Figure record extracts

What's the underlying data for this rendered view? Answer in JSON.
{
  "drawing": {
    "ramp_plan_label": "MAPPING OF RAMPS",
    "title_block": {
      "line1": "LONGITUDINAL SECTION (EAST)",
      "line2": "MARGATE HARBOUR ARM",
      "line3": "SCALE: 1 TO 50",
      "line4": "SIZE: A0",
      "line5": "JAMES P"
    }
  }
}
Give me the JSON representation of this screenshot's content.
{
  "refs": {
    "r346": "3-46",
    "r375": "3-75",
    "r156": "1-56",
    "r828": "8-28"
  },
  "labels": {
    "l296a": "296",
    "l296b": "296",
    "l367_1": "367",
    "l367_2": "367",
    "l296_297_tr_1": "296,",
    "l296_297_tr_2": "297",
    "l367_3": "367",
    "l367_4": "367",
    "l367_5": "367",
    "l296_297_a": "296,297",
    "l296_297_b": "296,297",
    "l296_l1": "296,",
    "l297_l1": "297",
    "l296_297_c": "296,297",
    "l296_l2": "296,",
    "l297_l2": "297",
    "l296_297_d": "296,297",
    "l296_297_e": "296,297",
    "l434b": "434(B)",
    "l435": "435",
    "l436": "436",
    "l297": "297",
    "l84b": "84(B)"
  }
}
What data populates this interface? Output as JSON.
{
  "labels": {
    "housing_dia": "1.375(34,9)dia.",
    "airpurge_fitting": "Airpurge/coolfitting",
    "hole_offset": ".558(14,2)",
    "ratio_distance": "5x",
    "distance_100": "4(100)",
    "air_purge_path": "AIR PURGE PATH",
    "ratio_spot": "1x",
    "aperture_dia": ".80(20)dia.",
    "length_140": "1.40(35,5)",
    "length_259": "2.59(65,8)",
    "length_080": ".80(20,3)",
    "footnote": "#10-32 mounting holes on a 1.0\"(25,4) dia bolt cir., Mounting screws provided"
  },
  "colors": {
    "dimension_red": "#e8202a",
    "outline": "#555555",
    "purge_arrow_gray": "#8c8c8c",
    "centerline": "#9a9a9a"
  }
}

- Your task
Restate each record word for word.

- Full solution
What's the underlying data for this rendered view? Answer in JSON.
{
  "drawing": {
    "ramp_plan_label": "MAPPING OF RAMPS",
    "title_block": {
      "line1": "LONGITUDINAL SECTION (EAST)",
      "line2": "MARGATE HARBOUR ARM",
      "line3": "SCALE: 1 TO 50",
      "line4": "SIZE: A0",
      "line5": "JAMES P"
    }
  }
}
Give me the JSON representation of this screenshot's content.
{
  "refs": {
    "r346": "3-46",
    "r375": "3-75",
    "r156": "1-56",
    "r828": "8-28"
  },
  "labels": {
    "l296a": "296",
    "l296b": "296",
    "l367_1": "367",
    "l367_2": "367",
    "l296_297_tr_1": "296,",
    "l296_297_tr_2": "297",
    "l367_3": "367",
    "l367_4": "367",
    "l367_5": "367",
    "l296_297_a": "296,297",
    "l296_297_b": "296,297",
    "l296_l1": "296,",
    "l297_l1": "297",
    "l296_297_c": "296,297",
    "l296_l2": "296,",
    "l297_l2": "297",
    "l296_297_d": "296,297",
    "l296_297_e": "296,297",
    "l434b": "434(B)",
    "l435": "435",
    "l436": "436",
    "l297": "297",
    "l84b": "84(B)"
  }
}
What data populates this interface? Output as JSON.
{
  "labels": {
    "housing_dia": "1.375(34,9)dia.",
    "airpurge_fitting": "Airpurge/coolfitting",
    "hole_offset": ".558(14,2)",
    "ratio_distance": "5x",
    "distance_100": "4(100)",
    "air_purge_path": "AIR PURGE PATH",
    "ratio_spot": "1x",
    "aperture_dia": ".80(20)dia.",
    "length_140": "1.40(35,5)",
    "length_259": "2.59(65,8)",
    "length_080": ".80(20,3)",
    "footnote": "#10-32 mounting holes on a 1.0\"(25,4) dia bolt cir., Mounting screws provided"
  },
  "colors": {
    "dimension_red": "#e8202a",
    "outline": "#555555",
    "purge_arrow_gray": "#8c8c8c",
    "centerline": "#9a9a9a"
  }
}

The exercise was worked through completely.